_Task details_
Please pick out every line of the material below that contains the string "swatch" and copy each one in full.

_Records supplied_
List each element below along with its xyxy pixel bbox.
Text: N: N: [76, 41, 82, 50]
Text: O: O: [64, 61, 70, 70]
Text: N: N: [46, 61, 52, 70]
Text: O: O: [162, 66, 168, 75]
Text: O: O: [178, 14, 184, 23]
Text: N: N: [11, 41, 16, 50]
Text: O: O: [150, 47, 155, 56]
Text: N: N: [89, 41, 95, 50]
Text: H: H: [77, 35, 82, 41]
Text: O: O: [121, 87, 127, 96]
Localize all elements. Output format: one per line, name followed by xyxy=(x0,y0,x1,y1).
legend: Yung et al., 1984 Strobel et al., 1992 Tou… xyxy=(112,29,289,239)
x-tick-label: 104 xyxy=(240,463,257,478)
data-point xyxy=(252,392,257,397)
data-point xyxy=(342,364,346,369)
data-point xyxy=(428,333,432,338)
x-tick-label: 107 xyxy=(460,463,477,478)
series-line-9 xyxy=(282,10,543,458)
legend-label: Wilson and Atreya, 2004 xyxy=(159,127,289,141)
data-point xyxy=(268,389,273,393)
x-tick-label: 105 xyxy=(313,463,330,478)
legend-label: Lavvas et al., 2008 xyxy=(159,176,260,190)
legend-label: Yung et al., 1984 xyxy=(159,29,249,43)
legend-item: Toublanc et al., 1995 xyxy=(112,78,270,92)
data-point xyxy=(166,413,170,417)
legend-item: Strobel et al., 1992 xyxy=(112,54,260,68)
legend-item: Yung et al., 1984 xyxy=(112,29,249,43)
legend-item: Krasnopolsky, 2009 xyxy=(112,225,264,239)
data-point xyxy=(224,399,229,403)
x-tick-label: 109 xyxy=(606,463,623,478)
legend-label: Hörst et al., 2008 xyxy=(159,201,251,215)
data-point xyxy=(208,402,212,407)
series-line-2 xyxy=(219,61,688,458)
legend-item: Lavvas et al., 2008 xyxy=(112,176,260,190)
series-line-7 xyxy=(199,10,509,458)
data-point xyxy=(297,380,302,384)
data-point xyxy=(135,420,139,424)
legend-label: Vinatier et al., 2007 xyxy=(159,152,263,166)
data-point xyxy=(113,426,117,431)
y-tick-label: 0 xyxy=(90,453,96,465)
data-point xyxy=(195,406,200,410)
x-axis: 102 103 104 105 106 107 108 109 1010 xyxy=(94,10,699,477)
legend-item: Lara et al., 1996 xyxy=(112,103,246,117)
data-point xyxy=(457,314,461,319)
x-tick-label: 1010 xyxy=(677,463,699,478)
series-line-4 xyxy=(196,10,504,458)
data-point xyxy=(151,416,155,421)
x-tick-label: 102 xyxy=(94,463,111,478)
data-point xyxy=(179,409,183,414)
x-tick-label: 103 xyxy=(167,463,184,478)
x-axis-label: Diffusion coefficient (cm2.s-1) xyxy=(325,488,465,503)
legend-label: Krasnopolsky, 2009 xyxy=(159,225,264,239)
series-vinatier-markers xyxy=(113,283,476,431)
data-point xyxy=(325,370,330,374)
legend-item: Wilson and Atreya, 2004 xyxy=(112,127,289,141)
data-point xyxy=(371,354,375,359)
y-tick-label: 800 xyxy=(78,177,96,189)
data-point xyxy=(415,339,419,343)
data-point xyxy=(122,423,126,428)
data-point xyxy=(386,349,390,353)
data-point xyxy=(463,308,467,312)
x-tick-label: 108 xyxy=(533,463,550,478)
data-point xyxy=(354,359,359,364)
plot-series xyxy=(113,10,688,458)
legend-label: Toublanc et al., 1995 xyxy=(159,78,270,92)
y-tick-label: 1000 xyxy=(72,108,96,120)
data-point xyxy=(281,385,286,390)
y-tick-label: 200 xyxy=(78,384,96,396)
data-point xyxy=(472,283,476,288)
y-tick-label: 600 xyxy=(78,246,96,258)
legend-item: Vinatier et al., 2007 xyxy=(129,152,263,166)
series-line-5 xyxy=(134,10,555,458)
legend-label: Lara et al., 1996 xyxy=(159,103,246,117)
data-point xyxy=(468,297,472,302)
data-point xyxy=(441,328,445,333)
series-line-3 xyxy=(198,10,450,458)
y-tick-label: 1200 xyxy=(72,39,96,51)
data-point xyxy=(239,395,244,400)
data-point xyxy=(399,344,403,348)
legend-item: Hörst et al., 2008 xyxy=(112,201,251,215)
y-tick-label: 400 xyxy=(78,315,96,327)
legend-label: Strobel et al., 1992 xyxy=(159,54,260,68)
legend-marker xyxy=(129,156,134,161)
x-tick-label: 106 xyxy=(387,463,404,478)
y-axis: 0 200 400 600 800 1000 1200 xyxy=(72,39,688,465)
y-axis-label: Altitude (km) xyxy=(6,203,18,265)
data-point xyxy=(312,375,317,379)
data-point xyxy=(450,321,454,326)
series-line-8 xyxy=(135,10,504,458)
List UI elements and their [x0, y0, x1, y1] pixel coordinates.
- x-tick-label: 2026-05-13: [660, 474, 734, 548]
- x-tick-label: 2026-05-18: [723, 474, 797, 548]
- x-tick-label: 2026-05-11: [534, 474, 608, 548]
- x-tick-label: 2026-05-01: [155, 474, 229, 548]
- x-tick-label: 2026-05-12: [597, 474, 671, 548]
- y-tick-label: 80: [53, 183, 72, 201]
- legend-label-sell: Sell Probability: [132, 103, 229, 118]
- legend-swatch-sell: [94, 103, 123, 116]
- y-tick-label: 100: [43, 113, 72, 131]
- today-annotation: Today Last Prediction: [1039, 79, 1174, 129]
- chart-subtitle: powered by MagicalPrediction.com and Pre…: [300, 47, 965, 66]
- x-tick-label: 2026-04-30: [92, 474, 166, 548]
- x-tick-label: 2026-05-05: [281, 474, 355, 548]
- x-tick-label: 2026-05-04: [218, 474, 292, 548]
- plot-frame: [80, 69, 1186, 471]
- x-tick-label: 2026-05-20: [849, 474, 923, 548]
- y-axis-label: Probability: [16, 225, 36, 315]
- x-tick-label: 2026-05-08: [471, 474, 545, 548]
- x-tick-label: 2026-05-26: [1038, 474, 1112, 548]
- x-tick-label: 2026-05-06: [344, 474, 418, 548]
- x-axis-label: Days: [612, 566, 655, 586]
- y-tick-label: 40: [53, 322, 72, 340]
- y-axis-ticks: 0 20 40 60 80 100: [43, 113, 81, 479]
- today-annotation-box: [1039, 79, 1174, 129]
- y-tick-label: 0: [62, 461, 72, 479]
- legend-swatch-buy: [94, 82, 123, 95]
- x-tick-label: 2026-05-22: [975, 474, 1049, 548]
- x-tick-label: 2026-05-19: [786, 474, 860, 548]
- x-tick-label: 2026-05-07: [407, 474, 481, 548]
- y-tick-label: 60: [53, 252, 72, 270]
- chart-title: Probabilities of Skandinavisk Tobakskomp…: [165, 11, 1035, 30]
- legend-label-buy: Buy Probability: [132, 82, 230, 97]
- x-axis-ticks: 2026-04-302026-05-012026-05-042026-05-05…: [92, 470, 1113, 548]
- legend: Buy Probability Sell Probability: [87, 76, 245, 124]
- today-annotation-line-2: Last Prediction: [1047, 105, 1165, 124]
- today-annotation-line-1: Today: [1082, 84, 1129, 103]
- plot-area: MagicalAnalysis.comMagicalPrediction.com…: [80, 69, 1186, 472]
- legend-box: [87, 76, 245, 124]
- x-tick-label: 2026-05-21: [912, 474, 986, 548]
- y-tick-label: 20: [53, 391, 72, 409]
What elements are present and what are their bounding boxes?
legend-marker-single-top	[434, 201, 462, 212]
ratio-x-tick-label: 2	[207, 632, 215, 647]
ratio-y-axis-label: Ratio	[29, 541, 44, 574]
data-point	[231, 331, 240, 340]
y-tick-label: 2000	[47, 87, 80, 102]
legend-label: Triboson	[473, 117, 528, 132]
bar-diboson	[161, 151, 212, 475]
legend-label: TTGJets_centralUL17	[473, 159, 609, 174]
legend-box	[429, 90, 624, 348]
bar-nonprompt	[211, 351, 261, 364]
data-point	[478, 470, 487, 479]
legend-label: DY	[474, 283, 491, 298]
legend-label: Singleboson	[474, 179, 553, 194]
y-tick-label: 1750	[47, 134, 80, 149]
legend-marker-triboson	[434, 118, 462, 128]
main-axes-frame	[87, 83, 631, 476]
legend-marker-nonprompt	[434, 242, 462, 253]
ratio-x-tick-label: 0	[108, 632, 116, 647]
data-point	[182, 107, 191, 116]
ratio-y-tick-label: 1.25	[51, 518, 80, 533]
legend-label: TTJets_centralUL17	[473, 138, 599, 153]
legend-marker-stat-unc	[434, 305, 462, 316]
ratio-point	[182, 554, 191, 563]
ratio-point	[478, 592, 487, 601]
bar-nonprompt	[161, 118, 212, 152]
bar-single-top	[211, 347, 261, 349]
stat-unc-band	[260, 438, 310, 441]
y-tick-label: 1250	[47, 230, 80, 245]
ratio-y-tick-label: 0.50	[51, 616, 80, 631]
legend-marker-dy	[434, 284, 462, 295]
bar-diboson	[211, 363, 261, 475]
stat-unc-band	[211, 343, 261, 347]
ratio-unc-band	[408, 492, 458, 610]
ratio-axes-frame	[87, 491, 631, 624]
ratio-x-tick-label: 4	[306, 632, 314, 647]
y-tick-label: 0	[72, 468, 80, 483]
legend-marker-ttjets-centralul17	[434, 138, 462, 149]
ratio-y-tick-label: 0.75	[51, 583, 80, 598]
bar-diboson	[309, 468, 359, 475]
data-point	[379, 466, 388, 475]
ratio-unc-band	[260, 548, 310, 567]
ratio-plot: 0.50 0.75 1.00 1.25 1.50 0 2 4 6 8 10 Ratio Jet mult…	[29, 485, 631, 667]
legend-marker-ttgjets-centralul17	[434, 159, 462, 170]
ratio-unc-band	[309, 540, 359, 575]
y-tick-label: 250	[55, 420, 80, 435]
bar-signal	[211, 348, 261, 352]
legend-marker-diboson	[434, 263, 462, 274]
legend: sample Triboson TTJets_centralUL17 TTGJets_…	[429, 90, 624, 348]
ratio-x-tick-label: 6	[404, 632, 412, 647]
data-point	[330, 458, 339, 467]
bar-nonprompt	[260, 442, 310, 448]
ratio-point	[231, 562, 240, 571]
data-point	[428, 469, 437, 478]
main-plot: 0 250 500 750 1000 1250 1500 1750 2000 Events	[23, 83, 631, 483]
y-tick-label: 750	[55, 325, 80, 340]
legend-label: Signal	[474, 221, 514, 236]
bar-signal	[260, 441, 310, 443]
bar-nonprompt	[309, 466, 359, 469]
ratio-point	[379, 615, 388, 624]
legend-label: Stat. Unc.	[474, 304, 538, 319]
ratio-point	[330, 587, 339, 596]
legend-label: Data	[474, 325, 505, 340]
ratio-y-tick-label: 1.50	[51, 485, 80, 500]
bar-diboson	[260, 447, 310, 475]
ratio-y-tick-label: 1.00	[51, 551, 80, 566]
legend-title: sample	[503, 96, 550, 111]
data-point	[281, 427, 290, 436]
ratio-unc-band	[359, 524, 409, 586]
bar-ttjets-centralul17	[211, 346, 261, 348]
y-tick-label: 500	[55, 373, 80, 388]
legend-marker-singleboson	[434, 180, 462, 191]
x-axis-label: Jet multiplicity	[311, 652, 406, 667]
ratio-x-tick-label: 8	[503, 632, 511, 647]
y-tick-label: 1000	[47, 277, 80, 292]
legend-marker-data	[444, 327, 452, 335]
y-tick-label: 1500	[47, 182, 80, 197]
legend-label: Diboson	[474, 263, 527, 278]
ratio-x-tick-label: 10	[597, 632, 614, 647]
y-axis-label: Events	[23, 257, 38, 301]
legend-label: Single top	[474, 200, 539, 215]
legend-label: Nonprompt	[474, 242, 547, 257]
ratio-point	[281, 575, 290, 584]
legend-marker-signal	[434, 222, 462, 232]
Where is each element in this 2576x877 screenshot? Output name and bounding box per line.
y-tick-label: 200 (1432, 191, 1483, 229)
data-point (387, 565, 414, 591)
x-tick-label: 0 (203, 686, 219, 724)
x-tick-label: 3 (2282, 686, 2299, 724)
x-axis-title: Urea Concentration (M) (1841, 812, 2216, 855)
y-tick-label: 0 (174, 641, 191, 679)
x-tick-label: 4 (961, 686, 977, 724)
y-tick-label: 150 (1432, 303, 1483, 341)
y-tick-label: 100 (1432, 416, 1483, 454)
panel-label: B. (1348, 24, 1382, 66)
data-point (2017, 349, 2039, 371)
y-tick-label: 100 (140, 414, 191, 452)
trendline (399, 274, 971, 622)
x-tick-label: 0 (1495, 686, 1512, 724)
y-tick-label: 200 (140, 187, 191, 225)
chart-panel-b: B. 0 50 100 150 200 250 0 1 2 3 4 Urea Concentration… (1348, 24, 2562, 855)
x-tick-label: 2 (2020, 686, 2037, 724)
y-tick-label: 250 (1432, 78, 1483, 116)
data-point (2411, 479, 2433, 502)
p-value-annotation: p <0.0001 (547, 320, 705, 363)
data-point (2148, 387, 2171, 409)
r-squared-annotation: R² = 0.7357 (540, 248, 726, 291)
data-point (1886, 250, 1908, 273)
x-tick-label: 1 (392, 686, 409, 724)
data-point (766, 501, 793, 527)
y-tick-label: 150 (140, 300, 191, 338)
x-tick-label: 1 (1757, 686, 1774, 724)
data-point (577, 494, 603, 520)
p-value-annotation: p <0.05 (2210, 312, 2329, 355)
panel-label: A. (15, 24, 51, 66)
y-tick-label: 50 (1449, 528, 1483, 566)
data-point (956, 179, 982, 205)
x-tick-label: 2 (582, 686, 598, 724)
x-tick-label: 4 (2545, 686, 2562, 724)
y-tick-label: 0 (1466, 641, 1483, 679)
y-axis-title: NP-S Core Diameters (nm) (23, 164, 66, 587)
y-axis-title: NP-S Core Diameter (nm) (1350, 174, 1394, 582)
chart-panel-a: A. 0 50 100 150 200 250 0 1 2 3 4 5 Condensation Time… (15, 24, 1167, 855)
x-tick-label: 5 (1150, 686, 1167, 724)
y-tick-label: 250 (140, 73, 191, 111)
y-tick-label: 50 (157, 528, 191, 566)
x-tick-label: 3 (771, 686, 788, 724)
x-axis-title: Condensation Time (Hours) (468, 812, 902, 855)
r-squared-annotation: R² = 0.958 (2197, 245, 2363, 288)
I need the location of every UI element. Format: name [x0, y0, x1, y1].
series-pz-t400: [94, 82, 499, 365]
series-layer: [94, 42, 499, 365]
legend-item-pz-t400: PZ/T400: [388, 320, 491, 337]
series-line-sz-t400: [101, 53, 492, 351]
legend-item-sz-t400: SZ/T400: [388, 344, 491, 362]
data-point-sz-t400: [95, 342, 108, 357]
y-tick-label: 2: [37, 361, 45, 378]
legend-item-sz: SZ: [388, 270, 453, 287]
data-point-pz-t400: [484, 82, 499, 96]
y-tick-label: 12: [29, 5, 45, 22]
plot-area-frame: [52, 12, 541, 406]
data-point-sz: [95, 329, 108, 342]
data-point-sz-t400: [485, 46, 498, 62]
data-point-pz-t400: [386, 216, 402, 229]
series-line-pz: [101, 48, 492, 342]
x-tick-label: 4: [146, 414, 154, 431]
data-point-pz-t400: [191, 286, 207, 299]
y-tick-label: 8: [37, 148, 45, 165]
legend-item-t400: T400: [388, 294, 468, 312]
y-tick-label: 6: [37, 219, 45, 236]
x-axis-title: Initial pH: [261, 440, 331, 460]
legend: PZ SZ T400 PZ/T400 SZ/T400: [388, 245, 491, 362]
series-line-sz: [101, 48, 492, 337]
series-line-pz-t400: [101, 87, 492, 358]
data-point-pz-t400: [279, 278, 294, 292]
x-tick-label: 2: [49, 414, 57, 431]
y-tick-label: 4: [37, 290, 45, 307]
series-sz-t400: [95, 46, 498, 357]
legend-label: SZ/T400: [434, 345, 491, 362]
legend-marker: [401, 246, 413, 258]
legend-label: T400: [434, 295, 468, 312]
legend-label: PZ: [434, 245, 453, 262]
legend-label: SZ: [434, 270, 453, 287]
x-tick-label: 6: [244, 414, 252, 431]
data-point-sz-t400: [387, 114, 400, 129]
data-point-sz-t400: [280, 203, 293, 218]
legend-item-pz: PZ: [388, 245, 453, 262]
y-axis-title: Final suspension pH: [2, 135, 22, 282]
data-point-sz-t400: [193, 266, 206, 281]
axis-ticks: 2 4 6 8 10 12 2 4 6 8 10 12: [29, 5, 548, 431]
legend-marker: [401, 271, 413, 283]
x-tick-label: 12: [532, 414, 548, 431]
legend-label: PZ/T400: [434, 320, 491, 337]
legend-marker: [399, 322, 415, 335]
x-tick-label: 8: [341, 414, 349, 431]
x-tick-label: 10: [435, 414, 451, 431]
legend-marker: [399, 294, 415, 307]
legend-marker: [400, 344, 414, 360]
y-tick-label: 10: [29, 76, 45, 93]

_Solution to this problem_
- legend-swatch-sell: [94, 103, 123, 116]
- legend-swatch-buy: [94, 82, 123, 95]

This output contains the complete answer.